BEGIN Record excerpts
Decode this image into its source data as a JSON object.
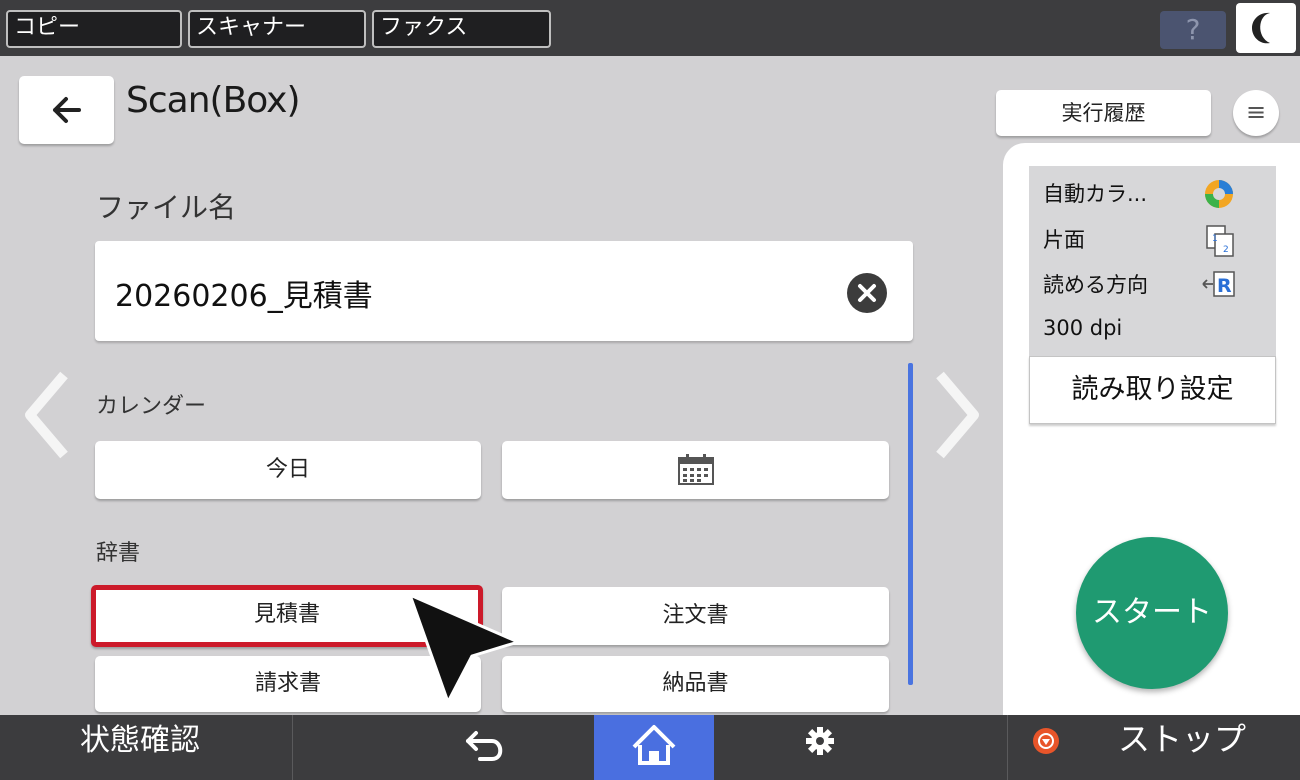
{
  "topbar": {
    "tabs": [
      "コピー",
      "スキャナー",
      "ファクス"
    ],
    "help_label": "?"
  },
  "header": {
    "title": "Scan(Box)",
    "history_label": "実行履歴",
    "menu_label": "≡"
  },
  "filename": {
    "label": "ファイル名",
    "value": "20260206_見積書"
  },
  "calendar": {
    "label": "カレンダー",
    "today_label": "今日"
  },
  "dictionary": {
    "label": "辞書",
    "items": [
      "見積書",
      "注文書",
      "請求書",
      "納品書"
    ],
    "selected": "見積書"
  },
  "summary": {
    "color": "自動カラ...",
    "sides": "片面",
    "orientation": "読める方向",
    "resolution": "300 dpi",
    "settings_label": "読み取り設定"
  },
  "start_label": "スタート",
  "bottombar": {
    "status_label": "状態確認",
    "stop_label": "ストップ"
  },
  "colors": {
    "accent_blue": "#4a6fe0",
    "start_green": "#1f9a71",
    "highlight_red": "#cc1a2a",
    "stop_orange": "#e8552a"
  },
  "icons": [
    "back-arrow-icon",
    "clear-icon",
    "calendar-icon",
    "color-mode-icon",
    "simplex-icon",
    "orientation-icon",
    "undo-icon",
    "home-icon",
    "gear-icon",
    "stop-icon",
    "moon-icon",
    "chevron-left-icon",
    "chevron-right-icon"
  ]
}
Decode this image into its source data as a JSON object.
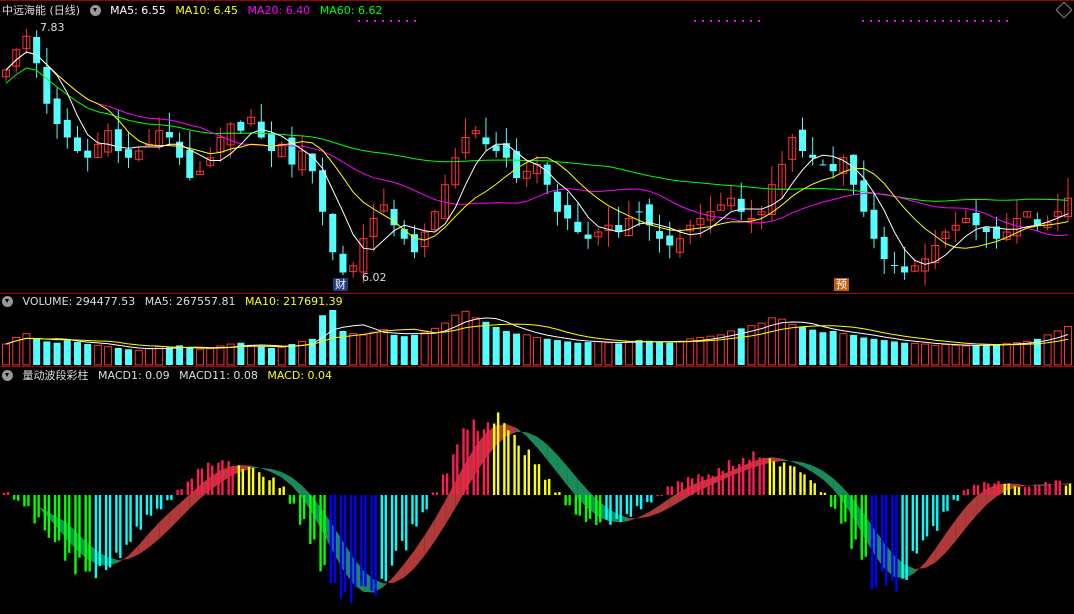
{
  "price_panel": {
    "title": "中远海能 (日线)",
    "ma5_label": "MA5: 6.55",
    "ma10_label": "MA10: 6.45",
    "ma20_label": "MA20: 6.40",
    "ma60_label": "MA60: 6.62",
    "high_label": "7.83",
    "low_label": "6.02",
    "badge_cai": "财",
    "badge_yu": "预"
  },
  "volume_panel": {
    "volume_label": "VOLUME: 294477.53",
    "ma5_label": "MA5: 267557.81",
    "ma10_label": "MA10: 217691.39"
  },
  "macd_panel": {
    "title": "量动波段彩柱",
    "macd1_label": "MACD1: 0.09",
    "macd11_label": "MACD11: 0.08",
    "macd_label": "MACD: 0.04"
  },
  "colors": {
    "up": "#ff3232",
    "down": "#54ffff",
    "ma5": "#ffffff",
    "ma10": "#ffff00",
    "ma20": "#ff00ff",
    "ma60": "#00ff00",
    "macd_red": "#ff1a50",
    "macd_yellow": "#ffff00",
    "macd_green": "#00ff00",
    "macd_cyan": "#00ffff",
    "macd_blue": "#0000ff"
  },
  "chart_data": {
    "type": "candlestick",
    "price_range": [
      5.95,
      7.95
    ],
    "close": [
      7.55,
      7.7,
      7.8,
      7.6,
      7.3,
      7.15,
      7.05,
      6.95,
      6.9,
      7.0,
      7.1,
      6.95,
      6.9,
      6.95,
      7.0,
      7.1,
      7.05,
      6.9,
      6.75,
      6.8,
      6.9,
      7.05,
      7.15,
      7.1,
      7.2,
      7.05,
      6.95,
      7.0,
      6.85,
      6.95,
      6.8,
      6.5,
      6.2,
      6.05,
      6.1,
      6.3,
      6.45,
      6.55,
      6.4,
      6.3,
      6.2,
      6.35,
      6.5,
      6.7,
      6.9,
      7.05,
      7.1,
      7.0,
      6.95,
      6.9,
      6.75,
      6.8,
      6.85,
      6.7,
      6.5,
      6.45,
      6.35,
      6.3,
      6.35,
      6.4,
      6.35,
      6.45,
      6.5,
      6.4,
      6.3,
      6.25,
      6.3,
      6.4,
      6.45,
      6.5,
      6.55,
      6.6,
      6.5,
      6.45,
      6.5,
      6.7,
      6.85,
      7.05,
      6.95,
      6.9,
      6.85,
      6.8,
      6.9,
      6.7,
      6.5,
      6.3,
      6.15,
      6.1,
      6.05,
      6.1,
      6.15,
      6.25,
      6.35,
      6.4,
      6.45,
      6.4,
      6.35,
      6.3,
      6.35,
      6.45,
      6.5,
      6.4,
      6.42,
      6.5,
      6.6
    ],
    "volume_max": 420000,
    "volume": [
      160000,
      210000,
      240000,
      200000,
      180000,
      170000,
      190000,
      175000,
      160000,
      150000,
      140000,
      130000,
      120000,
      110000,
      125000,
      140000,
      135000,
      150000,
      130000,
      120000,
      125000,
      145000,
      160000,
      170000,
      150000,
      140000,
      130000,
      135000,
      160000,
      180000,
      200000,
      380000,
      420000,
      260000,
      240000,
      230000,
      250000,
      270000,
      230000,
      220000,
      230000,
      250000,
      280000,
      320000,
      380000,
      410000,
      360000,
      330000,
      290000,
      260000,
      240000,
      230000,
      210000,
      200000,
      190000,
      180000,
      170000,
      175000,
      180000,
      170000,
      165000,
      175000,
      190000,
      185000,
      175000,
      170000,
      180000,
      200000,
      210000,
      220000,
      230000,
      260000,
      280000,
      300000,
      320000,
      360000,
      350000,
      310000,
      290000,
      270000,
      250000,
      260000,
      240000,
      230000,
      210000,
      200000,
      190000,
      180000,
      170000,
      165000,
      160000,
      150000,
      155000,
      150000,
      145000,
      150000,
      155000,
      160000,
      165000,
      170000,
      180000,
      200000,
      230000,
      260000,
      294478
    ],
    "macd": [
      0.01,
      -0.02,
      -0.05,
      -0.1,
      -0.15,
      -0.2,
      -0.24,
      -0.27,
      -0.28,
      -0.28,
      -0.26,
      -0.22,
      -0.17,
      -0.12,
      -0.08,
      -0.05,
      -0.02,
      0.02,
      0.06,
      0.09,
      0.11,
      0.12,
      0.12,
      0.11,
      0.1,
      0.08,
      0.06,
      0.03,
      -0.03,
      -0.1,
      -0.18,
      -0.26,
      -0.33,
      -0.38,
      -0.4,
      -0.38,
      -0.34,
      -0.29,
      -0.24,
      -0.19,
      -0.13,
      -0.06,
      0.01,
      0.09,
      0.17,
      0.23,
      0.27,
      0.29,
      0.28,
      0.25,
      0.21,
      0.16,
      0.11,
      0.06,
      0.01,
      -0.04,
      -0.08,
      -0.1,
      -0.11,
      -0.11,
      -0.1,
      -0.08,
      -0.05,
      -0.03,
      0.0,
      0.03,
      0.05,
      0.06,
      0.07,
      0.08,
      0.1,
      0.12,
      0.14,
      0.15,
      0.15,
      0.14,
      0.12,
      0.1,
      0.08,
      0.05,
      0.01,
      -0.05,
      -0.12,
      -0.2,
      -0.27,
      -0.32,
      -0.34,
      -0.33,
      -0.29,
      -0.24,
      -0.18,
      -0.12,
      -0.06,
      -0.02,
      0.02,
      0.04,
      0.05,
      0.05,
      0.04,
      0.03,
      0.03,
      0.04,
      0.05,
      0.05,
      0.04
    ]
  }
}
END Record excerpts
> [Exercise goal]: Print out the lines exactly, skipping any picture.

> [Output of the task]:
Decode this image into its source data as a JSON object.
{
  "topbar": {
    "tabs": [
      "コピー",
      "スキャナー",
      "ファクス"
    ],
    "help_label": "?"
  },
  "header": {
    "title": "Scan(Box)",
    "history_label": "実行履歴",
    "menu_label": "≡"
  },
  "filename": {
    "label": "ファイル名",
    "value": "20260206_見積書"
  },
  "calendar": {
    "label": "カレンダー",
    "today_label": "今日"
  },
  "dictionary": {
    "label": "辞書",
    "items": [
      "見積書",
      "注文書",
      "請求書",
      "納品書"
    ],
    "selected": "見積書"
  },
  "summary": {
    "color": "自動カラ...",
    "sides": "片面",
    "orientation": "読める方向",
    "resolution": "300 dpi",
    "settings_label": "読み取り設定"
  },
  "start_label": "スタート",
  "bottombar": {
    "status_label": "状態確認",
    "stop_label": "ストップ"
  },
  "colors": {
    "accent_blue": "#4a6fe0",
    "start_green": "#1f9a71",
    "highlight_red": "#cc1a2a",
    "stop_orange": "#e8552a"
  },
  "icons": [
    "back-arrow-icon",
    "clear-icon",
    "calendar-icon",
    "color-mode-icon",
    "simplex-icon",
    "orientation-icon",
    "undo-icon",
    "home-icon",
    "gear-icon",
    "stop-icon",
    "moon-icon",
    "chevron-left-icon",
    "chevron-right-icon"
  ]
}
Decode this image into its source data as a JSON object.
{
  "price_panel": {
    "title": "中远海能 (日线)",
    "ma5_label": "MA5: 6.55",
    "ma10_label": "MA10: 6.45",
    "ma20_label": "MA20: 6.40",
    "ma60_label": "MA60: 6.62",
    "high_label": "7.83",
    "low_label": "6.02",
    "badge_cai": "财",
    "badge_yu": "预"
  },
  "volume_panel": {
    "volume_label": "VOLUME: 294477.53",
    "ma5_label": "MA5: 267557.81",
    "ma10_label": "MA10: 217691.39"
  },
  "macd_panel": {
    "title": "量动波段彩柱",
    "macd1_label": "MACD1: 0.09",
    "macd11_label": "MACD11: 0.08",
    "macd_label": "MACD: 0.04"
  },
  "colors": {
    "up": "#ff3232",
    "down": "#54ffff",
    "ma5": "#ffffff",
    "ma10": "#ffff00",
    "ma20": "#ff00ff",
    "ma60": "#00ff00",
    "macd_red": "#ff1a50",
    "macd_yellow": "#ffff00",
    "macd_green": "#00ff00",
    "macd_cyan": "#00ffff",
    "macd_blue": "#0000ff"
  },
  "chart_data": {
    "type": "candlestick",
    "price_range": [
      5.95,
      7.95
    ],
    "close": [
      7.55,
      7.7,
      7.8,
      7.6,
      7.3,
      7.15,
      7.05,
      6.95,
      6.9,
      7.0,
      7.1,
      6.95,
      6.9,
      6.95,
      7.0,
      7.1,
      7.05,
      6.9,
      6.75,
      6.8,
      6.9,
      7.05,
      7.15,
      7.1,
      7.2,
      7.05,
      6.95,
      7.0,
      6.85,
      6.95,
      6.8,
      6.5,
      6.2,
      6.05,
      6.1,
      6.3,
      6.45,
      6.55,
      6.4,
      6.3,
      6.2,
      6.35,
      6.5,
      6.7,
      6.9,
      7.05,
      7.1,
      7.0,
      6.95,
      6.9,
      6.75,
      6.8,
      6.85,
      6.7,
      6.5,
      6.45,
      6.35,
      6.3,
      6.35,
      6.4,
      6.35,
      6.45,
      6.5,
      6.4,
      6.3,
      6.25,
      6.3,
      6.4,
      6.45,
      6.5,
      6.55,
      6.6,
      6.5,
      6.45,
      6.5,
      6.7,
      6.85,
      7.05,
      6.95,
      6.9,
      6.85,
      6.8,
      6.9,
      6.7,
      6.5,
      6.3,
      6.15,
      6.1,
      6.05,
      6.1,
      6.15,
      6.25,
      6.35,
      6.4,
      6.45,
      6.4,
      6.35,
      6.3,
      6.35,
      6.45,
      6.5,
      6.4,
      6.42,
      6.5,
      6.6
    ],
    "volume_max": 420000,
    "volume": [
      160000,
      210000,
      240000,
      200000,
      180000,
      170000,
      190000,
      175000,
      160000,
      150000,
      140000,
      130000,
      120000,
      110000,
      125000,
      140000,
      135000,
      150000,
      130000,
      120000,
      125000,
      145000,
      160000,
      170000,
      150000,
      140000,
      130000,
      135000,
      160000,
      180000,
      200000,
      380000,
      420000,
      260000,
      240000,
      230000,
      250000,
      270000,
      230000,
      220000,
      230000,
      250000,
      280000,
      320000,
      380000,
      410000,
      360000,
      330000,
      290000,
      260000,
      240000,
      230000,
      210000,
      200000,
      190000,
      180000,
      170000,
      175000,
      180000,
      170000,
      165000,
      175000,
      190000,
      185000,
      175000,
      170000,
      180000,
      200000,
      210000,
      220000,
      230000,
      260000,
      280000,
      300000,
      320000,
      360000,
      350000,
      310000,
      290000,
      270000,
      250000,
      260000,
      240000,
      230000,
      210000,
      200000,
      190000,
      180000,
      170000,
      165000,
      160000,
      150000,
      155000,
      150000,
      145000,
      150000,
      155000,
      160000,
      165000,
      170000,
      180000,
      200000,
      230000,
      260000,
      294478
    ],
    "macd": [
      0.01,
      -0.02,
      -0.05,
      -0.1,
      -0.15,
      -0.2,
      -0.24,
      -0.27,
      -0.28,
      -0.28,
      -0.26,
      -0.22,
      -0.17,
      -0.12,
      -0.08,
      -0.05,
      -0.02,
      0.02,
      0.06,
      0.09,
      0.11,
      0.12,
      0.12,
      0.11,
      0.1,
      0.08,
      0.06,
      0.03,
      -0.03,
      -0.1,
      -0.18,
      -0.26,
      -0.33,
      -0.38,
      -0.4,
      -0.38,
      -0.34,
      -0.29,
      -0.24,
      -0.19,
      -0.13,
      -0.06,
      0.01,
      0.09,
      0.17,
      0.23,
      0.27,
      0.29,
      0.28,
      0.25,
      0.21,
      0.16,
      0.11,
      0.06,
      0.01,
      -0.04,
      -0.08,
      -0.1,
      -0.11,
      -0.11,
      -0.1,
      -0.08,
      -0.05,
      -0.03,
      0.0,
      0.03,
      0.05,
      0.06,
      0.07,
      0.08,
      0.1,
      0.12,
      0.14,
      0.15,
      0.15,
      0.14,
      0.12,
      0.1,
      0.08,
      0.05,
      0.01,
      -0.05,
      -0.12,
      -0.2,
      -0.27,
      -0.32,
      -0.34,
      -0.33,
      -0.29,
      -0.24,
      -0.18,
      -0.12,
      -0.06,
      -0.02,
      0.02,
      0.04,
      0.05,
      0.05,
      0.04,
      0.03,
      0.03,
      0.04,
      0.05,
      0.05,
      0.04
    ]
  }
}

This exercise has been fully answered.